Your goal ▸
Select every line holding the word "name" and copy it.

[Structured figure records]
►
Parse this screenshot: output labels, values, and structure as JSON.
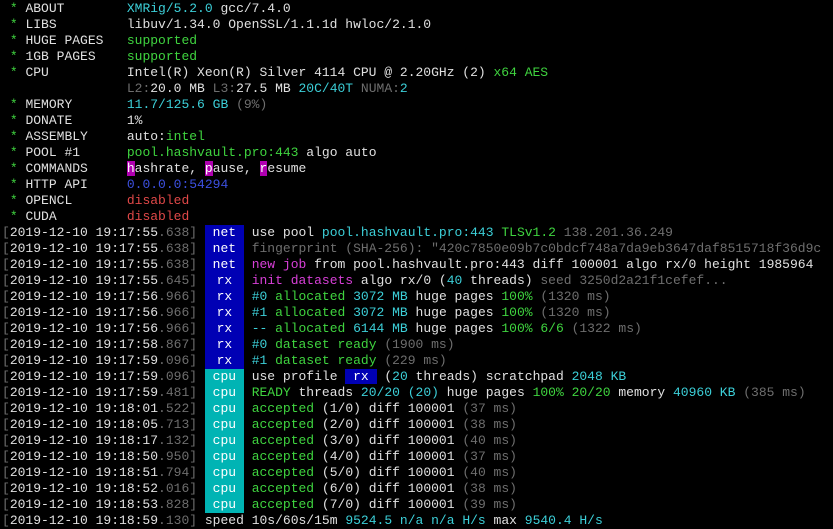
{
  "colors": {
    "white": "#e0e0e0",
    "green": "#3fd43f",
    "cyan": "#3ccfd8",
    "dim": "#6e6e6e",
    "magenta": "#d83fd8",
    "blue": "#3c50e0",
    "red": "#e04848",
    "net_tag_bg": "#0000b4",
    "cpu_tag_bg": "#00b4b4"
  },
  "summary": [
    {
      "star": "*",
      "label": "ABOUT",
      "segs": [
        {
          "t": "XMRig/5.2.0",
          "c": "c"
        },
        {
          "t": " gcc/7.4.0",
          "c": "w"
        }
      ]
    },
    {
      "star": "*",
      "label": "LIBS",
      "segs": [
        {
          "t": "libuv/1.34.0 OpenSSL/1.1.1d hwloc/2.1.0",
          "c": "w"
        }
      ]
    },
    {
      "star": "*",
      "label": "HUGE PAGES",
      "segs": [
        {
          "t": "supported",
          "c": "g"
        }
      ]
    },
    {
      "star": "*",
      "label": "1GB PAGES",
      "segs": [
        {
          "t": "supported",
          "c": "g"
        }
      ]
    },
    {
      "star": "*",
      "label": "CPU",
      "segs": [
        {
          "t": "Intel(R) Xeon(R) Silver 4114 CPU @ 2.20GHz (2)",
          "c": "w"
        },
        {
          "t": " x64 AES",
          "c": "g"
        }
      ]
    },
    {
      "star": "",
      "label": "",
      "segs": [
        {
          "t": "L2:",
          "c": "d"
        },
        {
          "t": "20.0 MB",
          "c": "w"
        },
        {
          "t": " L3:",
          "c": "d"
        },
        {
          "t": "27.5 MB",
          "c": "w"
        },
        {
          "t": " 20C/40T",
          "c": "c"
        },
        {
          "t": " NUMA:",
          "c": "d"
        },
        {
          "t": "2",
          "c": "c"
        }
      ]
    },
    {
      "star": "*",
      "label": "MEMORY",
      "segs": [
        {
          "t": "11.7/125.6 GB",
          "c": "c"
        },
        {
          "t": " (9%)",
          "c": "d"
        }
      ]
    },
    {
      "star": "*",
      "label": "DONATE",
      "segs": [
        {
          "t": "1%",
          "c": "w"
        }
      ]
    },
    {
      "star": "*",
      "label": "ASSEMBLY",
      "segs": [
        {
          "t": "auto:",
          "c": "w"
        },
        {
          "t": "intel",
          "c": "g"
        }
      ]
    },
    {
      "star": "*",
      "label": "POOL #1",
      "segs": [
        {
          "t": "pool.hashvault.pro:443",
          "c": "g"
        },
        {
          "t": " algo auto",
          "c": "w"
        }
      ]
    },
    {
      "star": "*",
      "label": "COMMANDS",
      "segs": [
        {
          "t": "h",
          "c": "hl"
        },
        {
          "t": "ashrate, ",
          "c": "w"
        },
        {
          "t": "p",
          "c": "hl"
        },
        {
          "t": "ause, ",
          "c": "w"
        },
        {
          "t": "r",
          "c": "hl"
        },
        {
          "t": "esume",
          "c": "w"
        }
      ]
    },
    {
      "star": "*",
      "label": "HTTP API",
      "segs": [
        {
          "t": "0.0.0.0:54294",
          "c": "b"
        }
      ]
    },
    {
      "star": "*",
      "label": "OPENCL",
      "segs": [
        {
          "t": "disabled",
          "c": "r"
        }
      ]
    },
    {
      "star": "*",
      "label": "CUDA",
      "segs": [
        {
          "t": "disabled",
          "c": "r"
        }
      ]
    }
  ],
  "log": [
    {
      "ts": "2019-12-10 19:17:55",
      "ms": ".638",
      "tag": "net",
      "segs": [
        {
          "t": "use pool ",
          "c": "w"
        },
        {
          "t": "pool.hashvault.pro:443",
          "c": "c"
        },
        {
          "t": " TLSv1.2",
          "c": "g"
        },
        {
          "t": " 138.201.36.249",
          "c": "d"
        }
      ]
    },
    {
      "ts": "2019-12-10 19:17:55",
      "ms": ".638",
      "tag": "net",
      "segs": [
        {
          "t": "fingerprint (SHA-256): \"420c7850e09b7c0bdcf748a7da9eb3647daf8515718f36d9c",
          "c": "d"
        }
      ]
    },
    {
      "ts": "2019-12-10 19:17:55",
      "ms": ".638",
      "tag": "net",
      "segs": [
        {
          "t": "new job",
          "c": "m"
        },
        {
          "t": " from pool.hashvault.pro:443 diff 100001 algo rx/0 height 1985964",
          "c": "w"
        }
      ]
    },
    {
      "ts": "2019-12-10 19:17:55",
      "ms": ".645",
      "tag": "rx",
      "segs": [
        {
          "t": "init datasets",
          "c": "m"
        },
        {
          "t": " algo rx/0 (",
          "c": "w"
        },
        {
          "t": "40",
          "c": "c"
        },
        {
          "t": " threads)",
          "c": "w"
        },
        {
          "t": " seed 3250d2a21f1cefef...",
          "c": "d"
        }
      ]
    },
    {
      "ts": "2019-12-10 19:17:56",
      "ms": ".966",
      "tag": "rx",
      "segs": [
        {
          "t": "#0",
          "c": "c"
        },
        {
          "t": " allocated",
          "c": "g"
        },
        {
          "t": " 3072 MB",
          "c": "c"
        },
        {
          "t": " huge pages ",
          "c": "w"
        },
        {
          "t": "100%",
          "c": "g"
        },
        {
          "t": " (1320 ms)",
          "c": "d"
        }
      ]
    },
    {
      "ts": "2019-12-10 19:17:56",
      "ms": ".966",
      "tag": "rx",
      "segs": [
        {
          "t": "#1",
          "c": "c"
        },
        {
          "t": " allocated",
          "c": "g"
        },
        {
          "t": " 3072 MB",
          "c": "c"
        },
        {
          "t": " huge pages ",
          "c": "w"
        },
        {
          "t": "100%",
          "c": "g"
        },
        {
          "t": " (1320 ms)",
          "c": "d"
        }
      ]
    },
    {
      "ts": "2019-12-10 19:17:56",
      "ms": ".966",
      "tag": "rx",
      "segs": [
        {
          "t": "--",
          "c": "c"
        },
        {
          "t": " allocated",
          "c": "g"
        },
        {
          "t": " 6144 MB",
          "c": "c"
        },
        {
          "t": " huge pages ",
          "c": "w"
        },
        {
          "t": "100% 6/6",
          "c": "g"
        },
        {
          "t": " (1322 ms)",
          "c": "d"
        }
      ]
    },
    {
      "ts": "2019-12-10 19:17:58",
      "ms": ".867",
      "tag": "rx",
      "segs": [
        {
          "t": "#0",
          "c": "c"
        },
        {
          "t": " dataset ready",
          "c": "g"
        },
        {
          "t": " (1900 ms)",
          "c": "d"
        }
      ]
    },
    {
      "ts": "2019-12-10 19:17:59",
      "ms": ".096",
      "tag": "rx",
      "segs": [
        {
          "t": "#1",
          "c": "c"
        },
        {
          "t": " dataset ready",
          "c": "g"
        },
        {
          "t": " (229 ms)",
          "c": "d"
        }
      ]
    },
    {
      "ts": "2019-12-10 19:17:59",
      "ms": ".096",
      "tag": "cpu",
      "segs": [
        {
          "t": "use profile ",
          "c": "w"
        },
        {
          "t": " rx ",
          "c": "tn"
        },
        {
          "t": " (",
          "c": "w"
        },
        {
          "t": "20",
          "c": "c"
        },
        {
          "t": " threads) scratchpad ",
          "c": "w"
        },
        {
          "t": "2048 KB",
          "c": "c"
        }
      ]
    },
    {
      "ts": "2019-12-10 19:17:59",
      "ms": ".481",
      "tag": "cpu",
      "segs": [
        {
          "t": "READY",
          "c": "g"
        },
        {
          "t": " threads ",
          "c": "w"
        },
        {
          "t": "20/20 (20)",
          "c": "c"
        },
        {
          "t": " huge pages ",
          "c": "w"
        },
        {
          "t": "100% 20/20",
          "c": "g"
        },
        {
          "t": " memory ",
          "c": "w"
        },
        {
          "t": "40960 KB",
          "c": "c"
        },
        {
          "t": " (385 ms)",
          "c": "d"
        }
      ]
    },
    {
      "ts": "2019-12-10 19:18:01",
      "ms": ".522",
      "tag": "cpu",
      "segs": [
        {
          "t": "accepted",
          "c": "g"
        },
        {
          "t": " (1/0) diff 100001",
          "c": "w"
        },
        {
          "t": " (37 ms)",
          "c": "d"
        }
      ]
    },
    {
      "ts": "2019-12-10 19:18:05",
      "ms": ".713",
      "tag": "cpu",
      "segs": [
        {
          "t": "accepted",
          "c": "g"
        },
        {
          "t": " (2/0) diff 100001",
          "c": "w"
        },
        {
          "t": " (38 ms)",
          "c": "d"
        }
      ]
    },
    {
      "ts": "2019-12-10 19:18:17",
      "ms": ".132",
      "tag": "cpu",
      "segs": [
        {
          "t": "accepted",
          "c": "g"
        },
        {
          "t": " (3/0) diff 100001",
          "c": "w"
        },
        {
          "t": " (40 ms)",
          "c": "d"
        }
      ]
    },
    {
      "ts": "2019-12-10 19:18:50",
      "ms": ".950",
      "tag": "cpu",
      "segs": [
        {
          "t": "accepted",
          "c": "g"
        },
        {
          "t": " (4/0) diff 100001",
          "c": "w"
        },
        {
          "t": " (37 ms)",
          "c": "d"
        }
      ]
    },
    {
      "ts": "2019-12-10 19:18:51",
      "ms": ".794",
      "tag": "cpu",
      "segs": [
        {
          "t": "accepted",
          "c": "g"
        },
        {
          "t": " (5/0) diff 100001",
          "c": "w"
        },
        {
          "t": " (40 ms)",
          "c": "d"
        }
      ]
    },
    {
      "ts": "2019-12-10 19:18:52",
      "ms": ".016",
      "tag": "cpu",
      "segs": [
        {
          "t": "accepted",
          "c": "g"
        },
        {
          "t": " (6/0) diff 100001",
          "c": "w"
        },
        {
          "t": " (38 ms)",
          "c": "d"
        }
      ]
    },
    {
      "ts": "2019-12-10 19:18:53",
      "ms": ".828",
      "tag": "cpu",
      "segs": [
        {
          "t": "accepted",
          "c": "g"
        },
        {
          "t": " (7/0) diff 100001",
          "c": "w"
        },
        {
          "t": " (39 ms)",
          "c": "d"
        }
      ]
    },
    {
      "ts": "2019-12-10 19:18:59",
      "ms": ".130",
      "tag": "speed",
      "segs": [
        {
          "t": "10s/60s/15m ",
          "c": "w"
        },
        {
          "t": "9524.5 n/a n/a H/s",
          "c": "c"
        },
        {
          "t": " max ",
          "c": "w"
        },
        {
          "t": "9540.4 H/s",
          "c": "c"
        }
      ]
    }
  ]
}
◄
►
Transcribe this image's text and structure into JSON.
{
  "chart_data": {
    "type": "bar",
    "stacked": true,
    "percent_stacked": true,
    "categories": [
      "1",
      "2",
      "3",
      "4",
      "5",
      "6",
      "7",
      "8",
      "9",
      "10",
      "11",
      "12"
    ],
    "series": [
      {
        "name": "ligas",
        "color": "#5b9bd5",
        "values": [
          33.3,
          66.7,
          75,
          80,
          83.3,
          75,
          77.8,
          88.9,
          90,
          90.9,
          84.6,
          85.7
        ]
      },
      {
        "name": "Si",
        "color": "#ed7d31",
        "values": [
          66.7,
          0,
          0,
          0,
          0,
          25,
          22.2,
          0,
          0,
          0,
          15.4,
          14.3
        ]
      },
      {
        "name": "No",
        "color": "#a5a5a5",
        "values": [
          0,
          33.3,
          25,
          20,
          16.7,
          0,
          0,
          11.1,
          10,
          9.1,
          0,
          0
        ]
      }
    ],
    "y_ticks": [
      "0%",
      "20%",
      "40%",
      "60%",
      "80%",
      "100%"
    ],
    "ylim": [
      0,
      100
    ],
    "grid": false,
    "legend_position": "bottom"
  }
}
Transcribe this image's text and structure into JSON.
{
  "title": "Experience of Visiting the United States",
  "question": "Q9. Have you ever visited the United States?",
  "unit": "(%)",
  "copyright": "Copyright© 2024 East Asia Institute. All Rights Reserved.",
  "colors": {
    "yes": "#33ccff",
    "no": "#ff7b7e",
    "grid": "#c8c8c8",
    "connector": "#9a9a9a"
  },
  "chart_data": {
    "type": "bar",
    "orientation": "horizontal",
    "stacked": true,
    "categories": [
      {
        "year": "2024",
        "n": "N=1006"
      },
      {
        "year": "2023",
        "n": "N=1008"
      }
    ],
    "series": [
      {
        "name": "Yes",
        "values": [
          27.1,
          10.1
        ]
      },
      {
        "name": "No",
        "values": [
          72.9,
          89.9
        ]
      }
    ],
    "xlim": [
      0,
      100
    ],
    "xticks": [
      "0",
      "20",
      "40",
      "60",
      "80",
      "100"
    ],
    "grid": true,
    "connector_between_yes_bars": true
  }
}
◄
Task output ▸
        "name": "ligas",
        "name": "Si",
        "name": "No",
        "name": "Yes",
        "name": "No",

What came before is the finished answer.